*ABOUT THIS TASK*:
Please list every Goodbye Mr Mackenzie single named in the Shirley Manson discography passage.

*DOCUMENT PASSAGE*:

This is a list of the discography of Scottish recording artist Shirley Manson, who has performed as the lead singer of American rock band Garbage since 1993. Prior to joining Garbage, she was a backing vocalist and keyboard player for Goodbye Mr Mackenzie from 1981–1992. The band had one UK Top 40 single, "The Rattler", and a string of UK Top 100 singles – "Goodbye Mr. Mackenzie", "Love Child", "Blacker Than Black" and "Now We Are Married".

Following moderate UK success with Goodbye Mr Mackenzie, Manson was then signed as a solo artist, performing under the name Angelfish, with some members of Goodbye Mr Mackenzie, releasing Angelfish in the early 1990s. The music video for "Suffocate Me" received airplay on MTV's 120 Minutes and was watched by Steve Marker of Garbage. Impressed, he told fellow Garbage members Butch Vig and Duke Erikson, and the band invited Manson to Wisconsin to provide vocals for what would become their international breakthrough debut album, Garbage, released in 1995. Garbage have since sold 17 million records worldwide, and have since released a further six studio albums – Version 2.0 (1998), Beautiful Garbage (2001), Bleed Like Me (2005), Not Your Kind of People (2012), Strange Little Birds (2016) and No Gods No Masters (2021).

A few months into Garbage's hiatus, Manson began writing a solo record, working with musician Paul Buchanan, producer Greg Kurstin, and film composer David Arnold. In 2007, Manson collaborated with Rivers Cuomo of Weezer, who at that point had never co-written material with anyone. Manson presented some of her work to Geffen Records in 2008, who found it "too noir", prompting Manson and Geffen to mutually terminate her contract. Manson continued to write material while without a record deal and was in talks with David Byrne and Ray Davies about a potential collaboration. Manson posted three demos on her Facebook profile, written by her and Kurstin, titled "In the Snow", "Pretty Horses" and "Lighten Up".
"I had taken some of my solo music into the record label. They didn't really care for the direction I was moving in and I found it really disheartening. They wanted a pop hit, which I understand in terms of making money. I get that. But what they were going to ask of me was something I wasn't prepared to deliver and I felt kind of trapped. I just stopped writing. I just stopped. It was stifling."

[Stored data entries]
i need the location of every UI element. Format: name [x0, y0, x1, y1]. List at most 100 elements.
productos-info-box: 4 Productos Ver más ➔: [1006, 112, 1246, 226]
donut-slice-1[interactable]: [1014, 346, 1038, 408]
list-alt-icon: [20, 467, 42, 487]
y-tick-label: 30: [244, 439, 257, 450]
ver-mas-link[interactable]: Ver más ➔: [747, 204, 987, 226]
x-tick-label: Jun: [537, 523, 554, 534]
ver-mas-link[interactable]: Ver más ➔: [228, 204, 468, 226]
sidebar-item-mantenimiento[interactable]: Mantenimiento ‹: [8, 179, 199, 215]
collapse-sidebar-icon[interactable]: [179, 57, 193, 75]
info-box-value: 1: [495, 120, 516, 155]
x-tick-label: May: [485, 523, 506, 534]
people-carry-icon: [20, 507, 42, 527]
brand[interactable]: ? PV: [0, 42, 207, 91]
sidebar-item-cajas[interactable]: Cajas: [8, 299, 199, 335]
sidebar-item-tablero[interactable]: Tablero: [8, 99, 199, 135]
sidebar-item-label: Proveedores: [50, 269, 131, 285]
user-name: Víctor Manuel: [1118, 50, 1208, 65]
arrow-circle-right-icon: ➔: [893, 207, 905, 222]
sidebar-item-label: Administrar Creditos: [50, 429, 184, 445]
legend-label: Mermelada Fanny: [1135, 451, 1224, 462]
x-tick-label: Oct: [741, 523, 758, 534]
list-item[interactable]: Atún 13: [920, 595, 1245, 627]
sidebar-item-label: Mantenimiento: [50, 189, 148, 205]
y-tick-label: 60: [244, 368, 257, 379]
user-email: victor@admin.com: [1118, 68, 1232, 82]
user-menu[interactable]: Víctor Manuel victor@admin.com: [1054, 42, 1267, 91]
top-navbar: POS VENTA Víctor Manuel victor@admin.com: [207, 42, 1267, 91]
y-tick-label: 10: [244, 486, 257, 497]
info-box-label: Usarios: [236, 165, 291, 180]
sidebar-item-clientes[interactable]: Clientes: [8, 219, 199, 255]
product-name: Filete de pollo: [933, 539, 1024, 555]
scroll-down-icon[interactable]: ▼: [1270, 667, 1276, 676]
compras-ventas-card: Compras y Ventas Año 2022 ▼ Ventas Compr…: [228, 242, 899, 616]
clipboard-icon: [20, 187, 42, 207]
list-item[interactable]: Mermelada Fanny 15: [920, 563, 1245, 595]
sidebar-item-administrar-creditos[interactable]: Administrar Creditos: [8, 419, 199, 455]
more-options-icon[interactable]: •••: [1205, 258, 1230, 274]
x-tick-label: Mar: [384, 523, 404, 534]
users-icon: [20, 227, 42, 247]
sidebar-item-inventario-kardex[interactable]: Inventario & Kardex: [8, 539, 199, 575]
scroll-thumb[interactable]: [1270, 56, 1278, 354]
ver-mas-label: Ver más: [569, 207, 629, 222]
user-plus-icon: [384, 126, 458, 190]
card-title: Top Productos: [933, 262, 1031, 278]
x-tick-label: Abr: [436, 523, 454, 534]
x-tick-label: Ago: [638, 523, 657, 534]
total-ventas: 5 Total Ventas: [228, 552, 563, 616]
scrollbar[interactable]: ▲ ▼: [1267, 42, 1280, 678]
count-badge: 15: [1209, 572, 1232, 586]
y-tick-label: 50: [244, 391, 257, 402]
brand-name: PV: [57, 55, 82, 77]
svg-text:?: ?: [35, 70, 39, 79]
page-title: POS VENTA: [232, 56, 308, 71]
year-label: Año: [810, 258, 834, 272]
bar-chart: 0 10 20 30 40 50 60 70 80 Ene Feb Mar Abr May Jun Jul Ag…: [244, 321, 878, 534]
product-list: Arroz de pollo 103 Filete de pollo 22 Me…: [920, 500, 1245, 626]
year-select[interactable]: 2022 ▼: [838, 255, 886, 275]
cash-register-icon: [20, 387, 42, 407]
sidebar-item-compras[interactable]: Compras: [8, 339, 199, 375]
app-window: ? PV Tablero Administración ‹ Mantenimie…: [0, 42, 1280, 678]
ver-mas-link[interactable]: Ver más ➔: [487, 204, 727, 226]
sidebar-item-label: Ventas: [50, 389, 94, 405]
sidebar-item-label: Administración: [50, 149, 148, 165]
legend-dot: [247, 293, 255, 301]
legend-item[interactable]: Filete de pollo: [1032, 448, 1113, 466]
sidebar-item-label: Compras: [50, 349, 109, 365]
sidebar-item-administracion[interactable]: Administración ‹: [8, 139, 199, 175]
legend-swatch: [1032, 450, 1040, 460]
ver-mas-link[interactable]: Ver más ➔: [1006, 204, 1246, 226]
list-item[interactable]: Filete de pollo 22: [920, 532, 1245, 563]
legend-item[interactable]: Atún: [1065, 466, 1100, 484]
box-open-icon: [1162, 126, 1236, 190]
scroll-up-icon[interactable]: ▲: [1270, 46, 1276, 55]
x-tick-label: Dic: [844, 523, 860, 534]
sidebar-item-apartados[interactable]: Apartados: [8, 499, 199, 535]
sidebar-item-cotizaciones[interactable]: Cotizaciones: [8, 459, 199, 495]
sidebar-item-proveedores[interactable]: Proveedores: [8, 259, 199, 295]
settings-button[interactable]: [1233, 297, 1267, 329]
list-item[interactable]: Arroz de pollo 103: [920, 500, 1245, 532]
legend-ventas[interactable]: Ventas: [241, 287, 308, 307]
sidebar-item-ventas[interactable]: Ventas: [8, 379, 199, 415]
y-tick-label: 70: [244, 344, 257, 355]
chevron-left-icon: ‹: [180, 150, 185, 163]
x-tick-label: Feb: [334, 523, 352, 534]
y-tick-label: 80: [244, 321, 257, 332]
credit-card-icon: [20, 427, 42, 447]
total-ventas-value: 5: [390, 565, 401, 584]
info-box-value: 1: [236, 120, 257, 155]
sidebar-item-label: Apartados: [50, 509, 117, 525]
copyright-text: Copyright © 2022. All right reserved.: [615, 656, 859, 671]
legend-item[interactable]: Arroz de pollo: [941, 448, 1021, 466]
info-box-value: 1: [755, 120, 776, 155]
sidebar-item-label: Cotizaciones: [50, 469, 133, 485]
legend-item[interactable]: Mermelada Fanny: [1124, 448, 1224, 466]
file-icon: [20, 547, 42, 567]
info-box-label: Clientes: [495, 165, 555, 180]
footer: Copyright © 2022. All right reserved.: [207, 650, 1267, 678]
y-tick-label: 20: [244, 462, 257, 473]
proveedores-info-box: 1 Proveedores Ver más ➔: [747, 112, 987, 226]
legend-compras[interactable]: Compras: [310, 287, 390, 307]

*REPLY*:
"The Rattler", "Goodbye Mr. Mackenzie", "Love Child", "Blacker Than Black", "Now We Are Married"